What you are asked to do → From the listing below, copy every line with the word "cash".

Extracted records →
-*-*-

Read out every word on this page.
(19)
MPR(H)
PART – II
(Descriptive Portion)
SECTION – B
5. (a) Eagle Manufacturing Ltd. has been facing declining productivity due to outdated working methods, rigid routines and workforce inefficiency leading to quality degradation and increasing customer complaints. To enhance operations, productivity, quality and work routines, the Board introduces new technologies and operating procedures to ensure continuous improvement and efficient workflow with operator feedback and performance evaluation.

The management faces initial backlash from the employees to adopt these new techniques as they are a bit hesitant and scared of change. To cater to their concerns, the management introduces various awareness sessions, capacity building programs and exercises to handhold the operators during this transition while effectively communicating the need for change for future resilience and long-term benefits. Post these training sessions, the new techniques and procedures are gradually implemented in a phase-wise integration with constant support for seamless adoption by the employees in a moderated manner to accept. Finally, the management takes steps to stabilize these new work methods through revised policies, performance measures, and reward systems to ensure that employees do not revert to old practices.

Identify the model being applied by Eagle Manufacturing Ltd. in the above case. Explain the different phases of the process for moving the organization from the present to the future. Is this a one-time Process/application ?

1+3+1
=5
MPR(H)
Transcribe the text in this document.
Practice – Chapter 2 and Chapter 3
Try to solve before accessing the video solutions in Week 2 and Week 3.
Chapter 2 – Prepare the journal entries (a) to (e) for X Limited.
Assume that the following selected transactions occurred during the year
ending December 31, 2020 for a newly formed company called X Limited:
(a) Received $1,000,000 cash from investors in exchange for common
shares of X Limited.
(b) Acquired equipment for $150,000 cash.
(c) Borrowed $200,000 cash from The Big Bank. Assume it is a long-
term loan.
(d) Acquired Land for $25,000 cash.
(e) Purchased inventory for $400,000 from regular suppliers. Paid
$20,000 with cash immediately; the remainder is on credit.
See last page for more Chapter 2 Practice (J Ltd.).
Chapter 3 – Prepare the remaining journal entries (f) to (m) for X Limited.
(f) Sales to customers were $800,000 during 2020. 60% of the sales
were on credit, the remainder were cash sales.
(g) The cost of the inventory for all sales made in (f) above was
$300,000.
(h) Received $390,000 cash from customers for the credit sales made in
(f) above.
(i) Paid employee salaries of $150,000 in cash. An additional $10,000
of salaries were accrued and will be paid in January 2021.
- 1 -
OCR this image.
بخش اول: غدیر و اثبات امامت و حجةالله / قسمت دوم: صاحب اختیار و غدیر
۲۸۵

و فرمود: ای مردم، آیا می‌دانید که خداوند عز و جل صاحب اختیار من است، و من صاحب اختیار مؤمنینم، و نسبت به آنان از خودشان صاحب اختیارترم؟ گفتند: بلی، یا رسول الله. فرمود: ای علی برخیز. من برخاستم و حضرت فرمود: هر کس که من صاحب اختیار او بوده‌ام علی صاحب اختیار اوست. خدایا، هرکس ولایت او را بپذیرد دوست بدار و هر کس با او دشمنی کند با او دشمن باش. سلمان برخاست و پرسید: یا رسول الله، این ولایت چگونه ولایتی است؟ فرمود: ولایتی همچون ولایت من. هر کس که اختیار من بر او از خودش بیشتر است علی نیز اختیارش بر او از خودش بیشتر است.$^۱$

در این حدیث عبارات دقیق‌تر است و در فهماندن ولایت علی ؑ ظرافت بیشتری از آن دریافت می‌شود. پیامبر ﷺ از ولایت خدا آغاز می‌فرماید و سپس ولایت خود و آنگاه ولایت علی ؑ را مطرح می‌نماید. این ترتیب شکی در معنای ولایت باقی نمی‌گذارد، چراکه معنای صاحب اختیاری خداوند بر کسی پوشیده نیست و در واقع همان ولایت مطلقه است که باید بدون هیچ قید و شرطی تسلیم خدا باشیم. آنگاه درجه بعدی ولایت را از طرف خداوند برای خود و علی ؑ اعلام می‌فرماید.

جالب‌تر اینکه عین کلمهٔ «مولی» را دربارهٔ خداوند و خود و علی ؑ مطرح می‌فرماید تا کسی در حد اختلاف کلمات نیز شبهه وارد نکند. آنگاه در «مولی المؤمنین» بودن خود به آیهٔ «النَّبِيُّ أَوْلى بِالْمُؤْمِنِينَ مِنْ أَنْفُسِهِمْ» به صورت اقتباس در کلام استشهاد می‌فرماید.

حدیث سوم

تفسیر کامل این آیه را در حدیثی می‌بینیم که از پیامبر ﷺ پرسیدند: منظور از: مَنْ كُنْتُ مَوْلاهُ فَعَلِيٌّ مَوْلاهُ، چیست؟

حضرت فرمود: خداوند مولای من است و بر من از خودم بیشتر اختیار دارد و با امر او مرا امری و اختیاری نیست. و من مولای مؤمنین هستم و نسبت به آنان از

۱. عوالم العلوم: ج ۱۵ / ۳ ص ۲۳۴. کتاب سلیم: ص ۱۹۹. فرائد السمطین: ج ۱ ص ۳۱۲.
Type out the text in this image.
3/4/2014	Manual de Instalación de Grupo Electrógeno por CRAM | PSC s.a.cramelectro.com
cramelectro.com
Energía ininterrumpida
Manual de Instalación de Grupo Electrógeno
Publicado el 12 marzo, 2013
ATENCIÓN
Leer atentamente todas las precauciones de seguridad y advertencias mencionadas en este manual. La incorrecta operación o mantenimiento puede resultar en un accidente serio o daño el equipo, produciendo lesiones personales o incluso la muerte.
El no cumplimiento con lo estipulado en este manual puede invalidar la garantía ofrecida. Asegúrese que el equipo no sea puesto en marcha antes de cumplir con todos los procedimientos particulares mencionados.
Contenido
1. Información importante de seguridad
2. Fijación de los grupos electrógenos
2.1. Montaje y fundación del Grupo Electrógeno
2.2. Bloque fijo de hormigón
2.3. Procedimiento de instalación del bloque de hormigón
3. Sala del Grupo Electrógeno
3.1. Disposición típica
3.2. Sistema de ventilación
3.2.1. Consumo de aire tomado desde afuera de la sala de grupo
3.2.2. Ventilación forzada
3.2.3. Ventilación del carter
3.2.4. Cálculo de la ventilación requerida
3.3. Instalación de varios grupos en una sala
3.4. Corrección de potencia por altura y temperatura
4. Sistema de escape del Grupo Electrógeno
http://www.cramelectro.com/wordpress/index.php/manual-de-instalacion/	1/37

-*-*-

Final answer →
(a) Received $1,000,000 cash from investors in exchange for common
(b) Acquired equipment for $150,000 cash.
(c) Borrowed $200,000 cash from The Big Bank. Assume it is a long-
(d) Acquired Land for $25,000 cash.
$20,000 with cash immediately; the remainder is on credit.
were on credit, the remainder were cash sales.
(h) Received $390,000 cash from customers for the credit sales made in
(i) Paid employee salaries of $150,000 in cash. An additional $10,000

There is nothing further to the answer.